> **Short task**
Copy out the part of the data that starts with the line containing "x-tick-label: Jan-21 (86, 559, 149, 581)" and ends with the line containing "x-tick-label: Nov-21 (1137, 559, 1204, 581)", both lines included, with every line kept as it stands.

> **Material supplied**
BEGIN
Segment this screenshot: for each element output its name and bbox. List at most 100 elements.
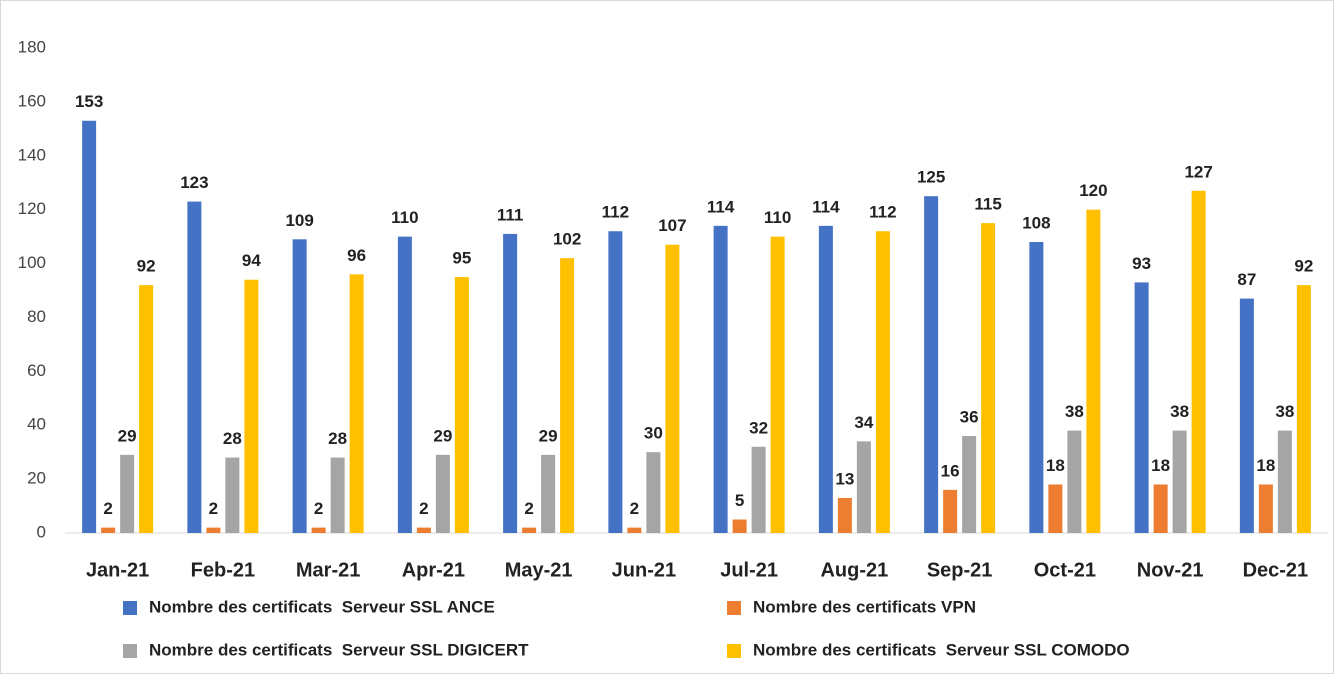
x-tick-label: Jan-21 (86, 559, 149, 581)
y-tick-label: 100 (18, 253, 46, 272)
x-tick-label: Dec-21 (1243, 559, 1309, 581)
bar (435, 454, 450, 533)
data-label: 120 (1079, 181, 1107, 200)
bar (608, 231, 623, 533)
y-tick-label: 160 (18, 91, 46, 110)
y-tick-label: 120 (18, 199, 46, 218)
bar (770, 236, 785, 533)
bar (856, 441, 871, 533)
data-label: 87 (1237, 270, 1256, 289)
data-label: 109 (285, 211, 313, 230)
x-tick-label: Apr-21 (402, 559, 465, 581)
bar (139, 285, 154, 533)
data-label: 96 (347, 246, 366, 265)
x-tick-label: Jul-21 (720, 559, 778, 581)
bar (397, 236, 412, 533)
data-label: 2 (419, 499, 428, 518)
legend-label: Nombre des certificats Serveur SSL ANCE (149, 597, 495, 616)
data-label: 32 (749, 418, 768, 437)
bar (101, 527, 116, 533)
bar (1258, 484, 1273, 533)
bar (1172, 430, 1187, 533)
x-tick-label: Sep-21 (927, 559, 993, 581)
bar (962, 436, 977, 533)
data-label: 92 (137, 257, 156, 276)
bar (981, 223, 996, 533)
bar (416, 527, 431, 533)
data-label: 112 (602, 203, 629, 222)
data-label: 38 (1170, 402, 1189, 421)
bar (522, 527, 537, 533)
bar (1153, 484, 1168, 533)
data-label: 92 (1294, 257, 1313, 276)
data-label: 13 (835, 469, 854, 488)
x-tick-label: Nov-21 (1137, 559, 1204, 581)
data-label: 111 (497, 205, 524, 224)
y-tick-label: 40 (27, 415, 46, 434)
y-tick-label: 140 (18, 145, 46, 164)
bar (292, 239, 307, 534)
bar (1239, 298, 1254, 533)
bar (187, 201, 202, 534)
bar (349, 274, 364, 533)
data-label: 110 (764, 208, 791, 227)
legend-label: Nombre des certificats Serveur SSL COMOD… (753, 640, 1130, 659)
data-label: 110 (391, 208, 418, 227)
data-label: 38 (1275, 402, 1294, 421)
data-label: 2 (524, 499, 533, 518)
data-label: 93 (1132, 254, 1151, 273)
bar (82, 120, 97, 533)
legend-swatch (727, 644, 741, 658)
bar (751, 446, 766, 533)
data-label: 114 (707, 197, 735, 216)
legend-label: Nombre des certificats Serveur SSL DIGIC… (149, 640, 529, 659)
bar (1277, 430, 1292, 533)
x-tick-label: Feb-21 (191, 559, 255, 581)
y-tick-label: 60 (27, 361, 46, 380)
data-label: 5 (735, 491, 744, 510)
bar (924, 196, 939, 533)
bar (503, 233, 518, 533)
data-label: 38 (1065, 402, 1084, 421)
data-label: 2 (630, 499, 639, 518)
bar (1134, 282, 1149, 533)
data-label: 28 (223, 429, 242, 448)
legend-swatch (123, 601, 137, 615)
x-tick-label: Mar-21 (296, 559, 360, 581)
data-label: 28 (328, 429, 347, 448)
data-label: 153 (75, 92, 103, 111)
y-tick-label: 0 (37, 522, 46, 541)
bar (541, 454, 556, 533)
bar (1029, 242, 1044, 533)
bar (627, 527, 642, 533)
x-tick-label: Oct-21 (1034, 559, 1096, 581)
bar (454, 277, 469, 533)
x-tick-label: Jun-21 (612, 559, 676, 581)
bar (646, 452, 661, 533)
data-label: 18 (1256, 456, 1275, 475)
data-label: 125 (917, 168, 945, 187)
legend-label: Nombre des certificats VPN (753, 597, 976, 616)
legend-swatch (123, 644, 137, 658)
y-tick-label: 20 (27, 469, 46, 488)
bar (713, 225, 728, 534)
bar (818, 225, 833, 534)
bar (1191, 190, 1206, 534)
data-label: 123 (180, 173, 208, 192)
bar (1067, 430, 1082, 533)
bar (943, 489, 958, 533)
bar (837, 497, 852, 533)
data-label: 102 (553, 230, 581, 249)
y-tick-label: 180 (18, 37, 46, 56)
bar (1048, 484, 1063, 533)
data-label: 16 (941, 461, 960, 480)
data-label: 29 (539, 426, 558, 445)
data-label: 115 (974, 195, 1001, 214)
data-label: 127 (1184, 162, 1212, 181)
bar (875, 231, 890, 533)
data-label: 114 (812, 197, 840, 216)
bar (311, 527, 326, 533)
data-label: 95 (452, 249, 471, 268)
bar (330, 457, 345, 533)
data-label: 34 (854, 413, 873, 432)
END
> **Completed task**
x-tick-label: Jan-21 (86, 559, 149, 581)
y-tick-label: 100 (18, 253, 46, 272)
x-tick-label: Dec-21 (1243, 559, 1309, 581)
bar (435, 454, 450, 533)
data-label: 120 (1079, 181, 1107, 200)
bar (608, 231, 623, 533)
y-tick-label: 160 (18, 91, 46, 110)
y-tick-label: 120 (18, 199, 46, 218)
bar (770, 236, 785, 533)
bar (856, 441, 871, 533)
data-label: 87 (1237, 270, 1256, 289)
data-label: 109 (285, 211, 313, 230)
x-tick-label: Apr-21 (402, 559, 465, 581)
bar (139, 285, 154, 533)
data-label: 96 (347, 246, 366, 265)
x-tick-label: Jul-21 (720, 559, 778, 581)
bar (397, 236, 412, 533)
data-label: 2 (419, 499, 428, 518)
legend-label: Nombre des certificats Serveur SSL ANCE (149, 597, 495, 616)
data-label: 32 (749, 418, 768, 437)
bar (101, 527, 116, 533)
bar (1258, 484, 1273, 533)
bar (1172, 430, 1187, 533)
x-tick-label: Sep-21 (927, 559, 993, 581)
bar (962, 436, 977, 533)
data-label: 92 (137, 257, 156, 276)
bar (981, 223, 996, 533)
bar (416, 527, 431, 533)
data-label: 112 (602, 203, 629, 222)
data-label: 38 (1170, 402, 1189, 421)
bar (522, 527, 537, 533)
bar (1153, 484, 1168, 533)
data-label: 92 (1294, 257, 1313, 276)
data-label: 13 (835, 469, 854, 488)
x-tick-label: Nov-21 (1137, 559, 1204, 581)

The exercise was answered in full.